Your task is to transcribe all the entries exactly, excluding pictures.

== Given records

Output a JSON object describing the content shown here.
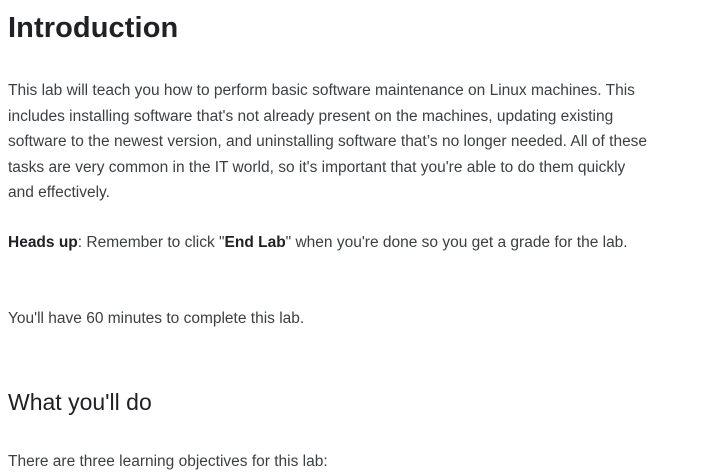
{
  "intro": {
    "title": "Introduction",
    "paragraph": "This lab will teach you how to perform basic software maintenance on Linux machines. This includes installing software that's not already present on the machines, updating existing software to the newest version, and uninstalling software that’s no longer needed. All of these tasks are very common in the IT world, so it's important that you're able to do them quickly and effectively."
  },
  "heads_up": {
    "label": "Heads up",
    "text_before": ": Remember to click \"",
    "bold_action": "End Lab",
    "text_after": "\" when you're done so you get a grade for the lab."
  },
  "time_note": "You'll have 60 minutes to complete this lab.",
  "what_youll_do": {
    "title": "What you'll do",
    "paragraph": "There are three learning objectives for this lab:"
  }
}
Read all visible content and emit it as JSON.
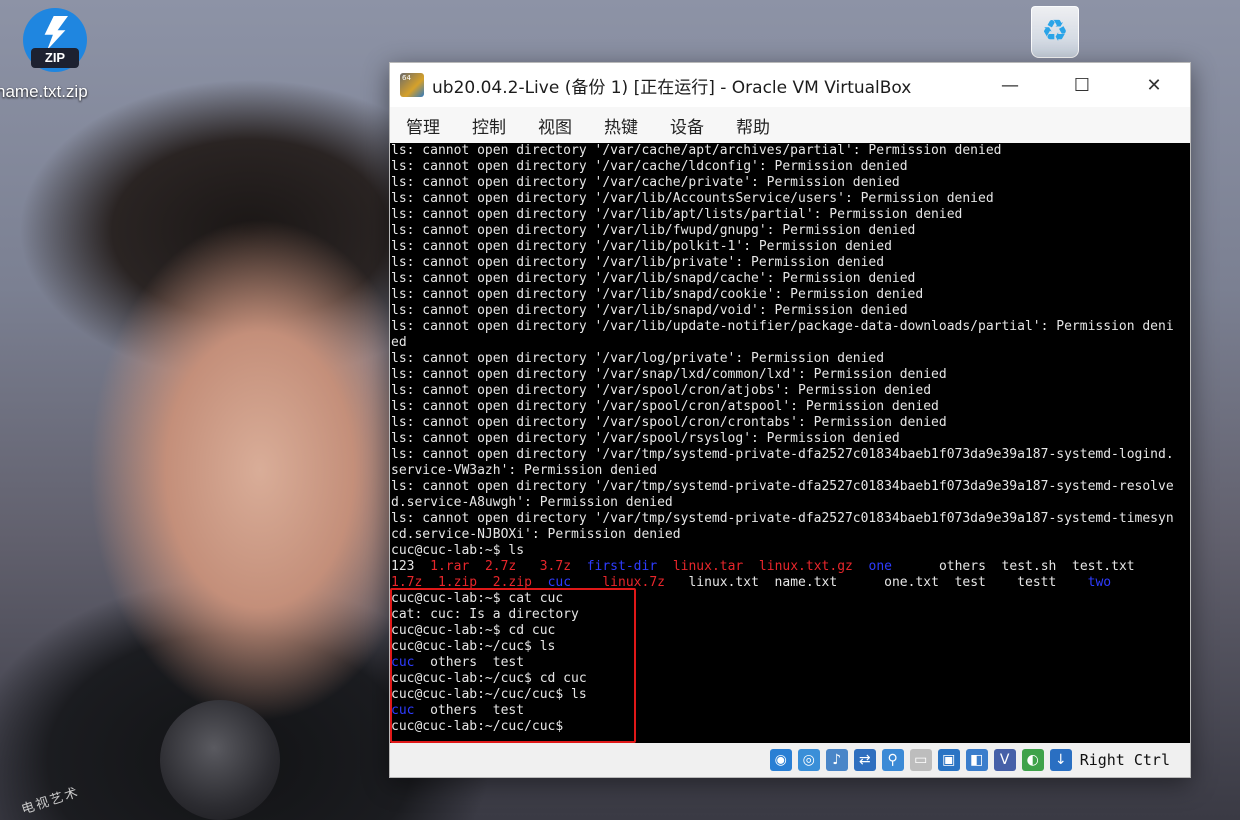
{
  "desktop": {
    "zip_icon": {
      "badge": "ZIP",
      "label": "name.txt.zip"
    },
    "recycle_bin": {
      "icon": "recycle-bin-icon"
    },
    "wallpaper_text": "电视艺术"
  },
  "window": {
    "title": "ub20.04.2-Live (备份 1) [正在运行] - Oracle VM VirtualBox",
    "app_icon_text": "64",
    "controls": {
      "minimize": "—",
      "maximize": "☐",
      "close": "✕"
    },
    "menu": [
      "管理",
      "控制",
      "视图",
      "热键",
      "设备",
      "帮助"
    ]
  },
  "colors": {
    "default": "#e6e6e6",
    "red": "#e8262b",
    "blue": "#2e3cff"
  },
  "terminal": {
    "lines": [
      [
        [
          "d",
          "ls: cannot open directory '/var/cache/apt/archives/partial': Permission denied"
        ]
      ],
      [
        [
          "d",
          "ls: cannot open directory '/var/cache/ldconfig': Permission denied"
        ]
      ],
      [
        [
          "d",
          "ls: cannot open directory '/var/cache/private': Permission denied"
        ]
      ],
      [
        [
          "d",
          "ls: cannot open directory '/var/lib/AccountsService/users': Permission denied"
        ]
      ],
      [
        [
          "d",
          "ls: cannot open directory '/var/lib/apt/lists/partial': Permission denied"
        ]
      ],
      [
        [
          "d",
          "ls: cannot open directory '/var/lib/fwupd/gnupg': Permission denied"
        ]
      ],
      [
        [
          "d",
          "ls: cannot open directory '/var/lib/polkit-1': Permission denied"
        ]
      ],
      [
        [
          "d",
          "ls: cannot open directory '/var/lib/private': Permission denied"
        ]
      ],
      [
        [
          "d",
          "ls: cannot open directory '/var/lib/snapd/cache': Permission denied"
        ]
      ],
      [
        [
          "d",
          "ls: cannot open directory '/var/lib/snapd/cookie': Permission denied"
        ]
      ],
      [
        [
          "d",
          "ls: cannot open directory '/var/lib/snapd/void': Permission denied"
        ]
      ],
      [
        [
          "d",
          "ls: cannot open directory '/var/lib/update-notifier/package-data-downloads/partial': Permission deni"
        ]
      ],
      [
        [
          "d",
          "ed"
        ]
      ],
      [
        [
          "d",
          "ls: cannot open directory '/var/log/private': Permission denied"
        ]
      ],
      [
        [
          "d",
          "ls: cannot open directory '/var/snap/lxd/common/lxd': Permission denied"
        ]
      ],
      [
        [
          "d",
          "ls: cannot open directory '/var/spool/cron/atjobs': Permission denied"
        ]
      ],
      [
        [
          "d",
          "ls: cannot open directory '/var/spool/cron/atspool': Permission denied"
        ]
      ],
      [
        [
          "d",
          "ls: cannot open directory '/var/spool/cron/crontabs': Permission denied"
        ]
      ],
      [
        [
          "d",
          "ls: cannot open directory '/var/spool/rsyslog': Permission denied"
        ]
      ],
      [
        [
          "d",
          "ls: cannot open directory '/var/tmp/systemd-private-dfa2527c01834baeb1f073da9e39a187-systemd-logind."
        ]
      ],
      [
        [
          "d",
          "service-VW3azh': Permission denied"
        ]
      ],
      [
        [
          "d",
          "ls: cannot open directory '/var/tmp/systemd-private-dfa2527c01834baeb1f073da9e39a187-systemd-resolve"
        ]
      ],
      [
        [
          "d",
          "d.service-A8uwgh': Permission denied"
        ]
      ],
      [
        [
          "d",
          "ls: cannot open directory '/var/tmp/systemd-private-dfa2527c01834baeb1f073da9e39a187-systemd-timesyn"
        ]
      ],
      [
        [
          "d",
          "cd.service-NJBOXi': Permission denied"
        ]
      ],
      [
        [
          "d",
          "cuc@cuc-lab:~$ ls"
        ]
      ],
      [
        [
          "d",
          "123  "
        ],
        [
          "r",
          "1.rar"
        ],
        [
          "d",
          "  "
        ],
        [
          "r",
          "2.7z"
        ],
        [
          "d",
          "   "
        ],
        [
          "r",
          "3.7z"
        ],
        [
          "d",
          "  "
        ],
        [
          "b",
          "first-dir"
        ],
        [
          "d",
          "  "
        ],
        [
          "r",
          "linux.tar"
        ],
        [
          "d",
          "  "
        ],
        [
          "r",
          "linux.txt.gz"
        ],
        [
          "d",
          "  "
        ],
        [
          "b",
          "one"
        ],
        [
          "d",
          "      others  test.sh  test.txt"
        ]
      ],
      [
        [
          "r",
          "1.7z"
        ],
        [
          "d",
          "  "
        ],
        [
          "r",
          "1.zip"
        ],
        [
          "d",
          "  "
        ],
        [
          "r",
          "2.zip"
        ],
        [
          "d",
          "  "
        ],
        [
          "b",
          "cuc"
        ],
        [
          "d",
          "    "
        ],
        [
          "r",
          "linux.7z"
        ],
        [
          "d",
          "   linux.txt  name.txt      one.txt  test    testt    "
        ],
        [
          "b",
          "two"
        ]
      ],
      [
        [
          "d",
          "cuc@cuc-lab:~$ cat cuc"
        ]
      ],
      [
        [
          "d",
          "cat: cuc: Is a directory"
        ]
      ],
      [
        [
          "d",
          "cuc@cuc-lab:~$ cd cuc"
        ]
      ],
      [
        [
          "d",
          "cuc@cuc-lab:~/cuc$ ls"
        ]
      ],
      [
        [
          "b",
          "cuc"
        ],
        [
          "d",
          "  others  test"
        ]
      ],
      [
        [
          "d",
          "cuc@cuc-lab:~/cuc$ cd cuc"
        ]
      ],
      [
        [
          "d",
          "cuc@cuc-lab:~/cuc/cuc$ ls"
        ]
      ],
      [
        [
          "b",
          "cuc"
        ],
        [
          "d",
          "  others  test"
        ]
      ],
      [
        [
          "d",
          "cuc@cuc-lab:~/cuc/cuc$ "
        ]
      ]
    ]
  },
  "statusbar": {
    "icons": [
      {
        "name": "optical-drive-icon",
        "glyph": "◉",
        "color": "#2a7fd4"
      },
      {
        "name": "cd-icon",
        "glyph": "◎",
        "color": "#3a8fd8"
      },
      {
        "name": "audio-icon",
        "glyph": "♪",
        "color": "#4a86c8"
      },
      {
        "name": "network-icon",
        "glyph": "⇄",
        "color": "#2f6fbf"
      },
      {
        "name": "usb-icon",
        "glyph": "⚲",
        "color": "#3b8ad6"
      },
      {
        "name": "shared-folders-icon",
        "glyph": "▭",
        "color": "#bdbdbd"
      },
      {
        "name": "display-icon",
        "glyph": "▣",
        "color": "#2a74c4"
      },
      {
        "name": "video-capture-icon",
        "glyph": "◧",
        "color": "#3a7dcc"
      },
      {
        "name": "recording-icon",
        "glyph": "V",
        "color": "#4660a8"
      },
      {
        "name": "mouse-integration-icon",
        "glyph": "◐",
        "color": "#3fa24a"
      },
      {
        "name": "keyboard-capture-icon",
        "glyph": "↓",
        "color": "#2a6fc2"
      }
    ],
    "host_key": "Right Ctrl"
  }
}
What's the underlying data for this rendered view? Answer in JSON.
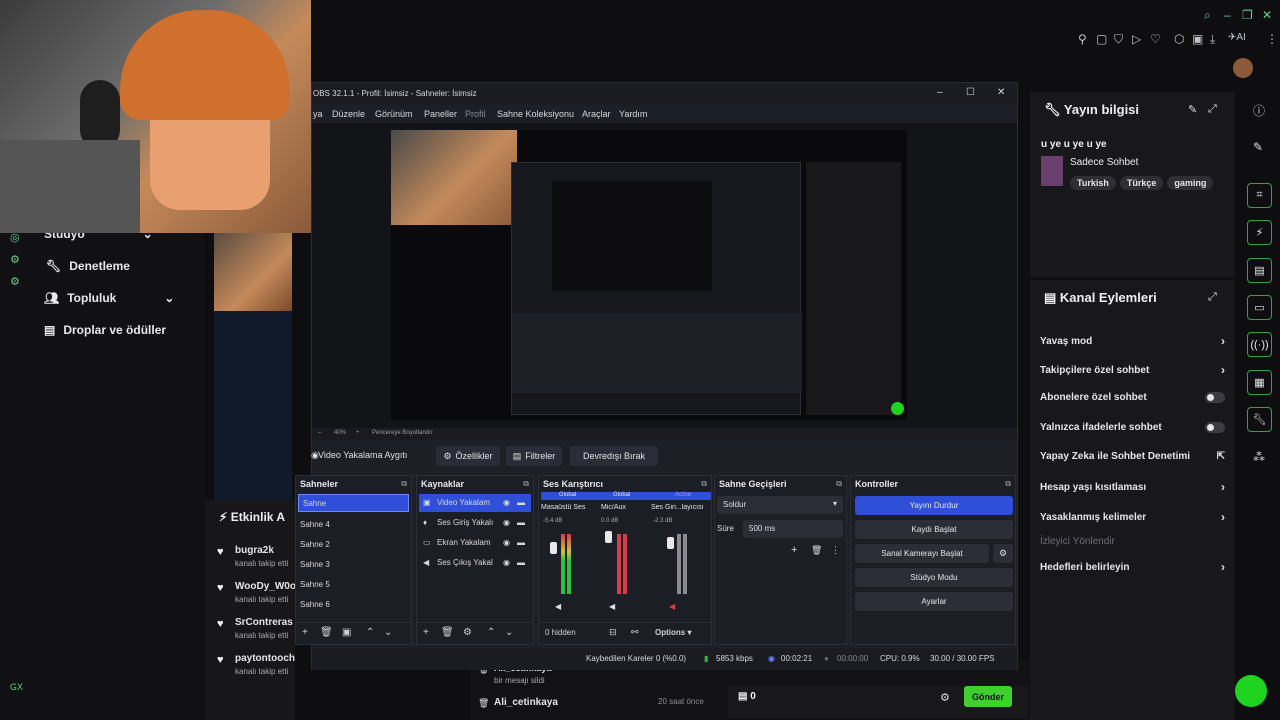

====

Task answer>
Output a JSON object describing the content shown here.
{
  "intro": {
    "title": "Introduction",
    "paragraph": "This lab will teach you how to perform basic software maintenance on Linux machines. This includes installing software that's not already present on the machines, updating existing software to the newest version, and uninstalling software that’s no longer needed. All of these tasks are very common in the IT world, so it's important that you're able to do them quickly and effectively."
  },
  "heads_up": {
    "label": "Heads up",
    "text_before": ": Remember to click \"",
    "bold_action": "End Lab",
    "text_after": "\" when you're done so you get a grade for the lab."
  },
  "time_note": "You'll have 60 minutes to complete this lab.",
  "what_youll_do": {
    "title": "What you'll do",
    "paragraph": "There are three learning objectives for this lab:"
  }
}
Read all visible content and emit it as JSON.
{
  "desktop": {
    "zip_icon": {
      "badge": "ZIP",
      "label": "name.txt.zip"
    },
    "recycle_bin": {
      "icon": "recycle-bin-icon"
    },
    "wallpaper_text": "电视艺术"
  },
  "window": {
    "title": "ub20.04.2-Live (备份 1) [正在运行] - Oracle VM VirtualBox",
    "app_icon_text": "64",
    "controls": {
      "minimize": "—",
      "maximize": "☐",
      "close": "✕"
    },
    "menu": [
      "管理",
      "控制",
      "视图",
      "热键",
      "设备",
      "帮助"
    ]
  },
  "colors": {
    "default": "#e6e6e6",
    "red": "#e8262b",
    "blue": "#2e3cff"
  },
  "terminal": {
    "lines": [
      [
        [
          "d",
          "ls: cannot open directory '/var/cache/apt/archives/partial': Permission denied"
        ]
      ],
      [
        [
          "d",
          "ls: cannot open directory '/var/cache/ldconfig': Permission denied"
        ]
      ],
      [
        [
          "d",
          "ls: cannot open directory '/var/cache/private': Permission denied"
        ]
      ],
      [
        [
          "d",
          "ls: cannot open directory '/var/lib/AccountsService/users': Permission denied"
        ]
      ],
      [
        [
          "d",
          "ls: cannot open directory '/var/lib/apt/lists/partial': Permission denied"
        ]
      ],
      [
        [
          "d",
          "ls: cannot open directory '/var/lib/fwupd/gnupg': Permission denied"
        ]
      ],
      [
        [
          "d",
          "ls: cannot open directory '/var/lib/polkit-1': Permission denied"
        ]
      ],
      [
        [
          "d",
          "ls: cannot open directory '/var/lib/private': Permission denied"
        ]
      ],
      [
        [
          "d",
          "ls: cannot open directory '/var/lib/snapd/cache': Permission denied"
        ]
      ],
      [
        [
          "d",
          "ls: cannot open directory '/var/lib/snapd/cookie': Permission denied"
        ]
      ],
      [
        [
          "d",
          "ls: cannot open directory '/var/lib/snapd/void': Permission denied"
        ]
      ],
      [
        [
          "d",
          "ls: cannot open directory '/var/lib/update-notifier/package-data-downloads/partial': Permission deni"
        ]
      ],
      [
        [
          "d",
          "ed"
        ]
      ],
      [
        [
          "d",
          "ls: cannot open directory '/var/log/private': Permission denied"
        ]
      ],
      [
        [
          "d",
          "ls: cannot open directory '/var/snap/lxd/common/lxd': Permission denied"
        ]
      ],
      [
        [
          "d",
          "ls: cannot open directory '/var/spool/cron/atjobs': Permission denied"
        ]
      ],
      [
        [
          "d",
          "ls: cannot open directory '/var/spool/cron/atspool': Permission denied"
        ]
      ],
      [
        [
          "d",
          "ls: cannot open directory '/var/spool/cron/crontabs': Permission denied"
        ]
      ],
      [
        [
          "d",
          "ls: cannot open directory '/var/spool/rsyslog': Permission denied"
        ]
      ],
      [
        [
          "d",
          "ls: cannot open directory '/var/tmp/systemd-private-dfa2527c01834baeb1f073da9e39a187-systemd-logind."
        ]
      ],
      [
        [
          "d",
          "service-VW3azh': Permission denied"
        ]
      ],
      [
        [
          "d",
          "ls: cannot open directory '/var/tmp/systemd-private-dfa2527c01834baeb1f073da9e39a187-systemd-resolve"
        ]
      ],
      [
        [
          "d",
          "d.service-A8uwgh': Permission denied"
        ]
      ],
      [
        [
          "d",
          "ls: cannot open directory '/var/tmp/systemd-private-dfa2527c01834baeb1f073da9e39a187-systemd-timesyn"
        ]
      ],
      [
        [
          "d",
          "cd.service-NJBOXi': Permission denied"
        ]
      ],
      [
        [
          "d",
          "cuc@cuc-lab:~$ ls"
        ]
      ],
      [
        [
          "d",
          "123  "
        ],
        [
          "r",
          "1.rar"
        ],
        [
          "d",
          "  "
        ],
        [
          "r",
          "2.7z"
        ],
        [
          "d",
          "   "
        ],
        [
          "r",
          "3.7z"
        ],
        [
          "d",
          "  "
        ],
        [
          "b",
          "first-dir"
        ],
        [
          "d",
          "  "
        ],
        [
          "r",
          "linux.tar"
        ],
        [
          "d",
          "  "
        ],
        [
          "r",
          "linux.txt.gz"
        ],
        [
          "d",
          "  "
        ],
        [
          "b",
          "one"
        ],
        [
          "d",
          "      others  test.sh  test.txt"
        ]
      ],
      [
        [
          "r",
          "1.7z"
        ],
        [
          "d",
          "  "
        ],
        [
          "r",
          "1.zip"
        ],
        [
          "d",
          "  "
        ],
        [
          "r",
          "2.zip"
        ],
        [
          "d",
          "  "
        ],
        [
          "b",
          "cuc"
        ],
        [
          "d",
          "    "
        ],
        [
          "r",
          "linux.7z"
        ],
        [
          "d",
          "   linux.txt  name.txt      one.txt  test    testt    "
        ],
        [
          "b",
          "two"
        ]
      ],
      [
        [
          "d",
          "cuc@cuc-lab:~$ cat cuc"
        ]
      ],
      [
        [
          "d",
          "cat: cuc: Is a directory"
        ]
      ],
      [
        [
          "d",
          "cuc@cuc-lab:~$ cd cuc"
        ]
      ],
      [
        [
          "d",
          "cuc@cuc-lab:~/cuc$ ls"
        ]
      ],
      [
        [
          "b",
          "cuc"
        ],
        [
          "d",
          "  others  test"
        ]
      ],
      [
        [
          "d",
          "cuc@cuc-lab:~/cuc$ cd cuc"
        ]
      ],
      [
        [
          "d",
          "cuc@cuc-lab:~/cuc/cuc$ ls"
        ]
      ],
      [
        [
          "b",
          "cuc"
        ],
        [
          "d",
          "  others  test"
        ]
      ],
      [
        [
          "d",
          "cuc@cuc-lab:~/cuc/cuc$ "
        ]
      ]
    ]
  },
  "statusbar": {
    "icons": [
      {
        "name": "optical-drive-icon",
        "glyph": "◉",
        "color": "#2a7fd4"
      },
      {
        "name": "cd-icon",
        "glyph": "◎",
        "color": "#3a8fd8"
      },
      {
        "name": "audio-icon",
        "glyph": "♪",
        "color": "#4a86c8"
      },
      {
        "name": "network-icon",
        "glyph": "⇄",
        "color": "#2f6fbf"
      },
      {
        "name": "usb-icon",
        "glyph": "⚲",
        "color": "#3b8ad6"
      },
      {
        "name": "shared-folders-icon",
        "glyph": "▭",
        "color": "#bdbdbd"
      },
      {
        "name": "display-icon",
        "glyph": "▣",
        "color": "#2a74c4"
      },
      {
        "name": "video-capture-icon",
        "glyph": "◧",
        "color": "#3a7dcc"
      },
      {
        "name": "recording-icon",
        "glyph": "V",
        "color": "#4660a8"
      },
      {
        "name": "mouse-integration-icon",
        "glyph": "◐",
        "color": "#3fa24a"
      },
      {
        "name": "keyboard-capture-icon",
        "glyph": "↓",
        "color": "#2a6fc2"
      }
    ],
    "host_key": "Right Ctrl"
  }
}
What's the underlying data for this rendered view? Answer in JSON.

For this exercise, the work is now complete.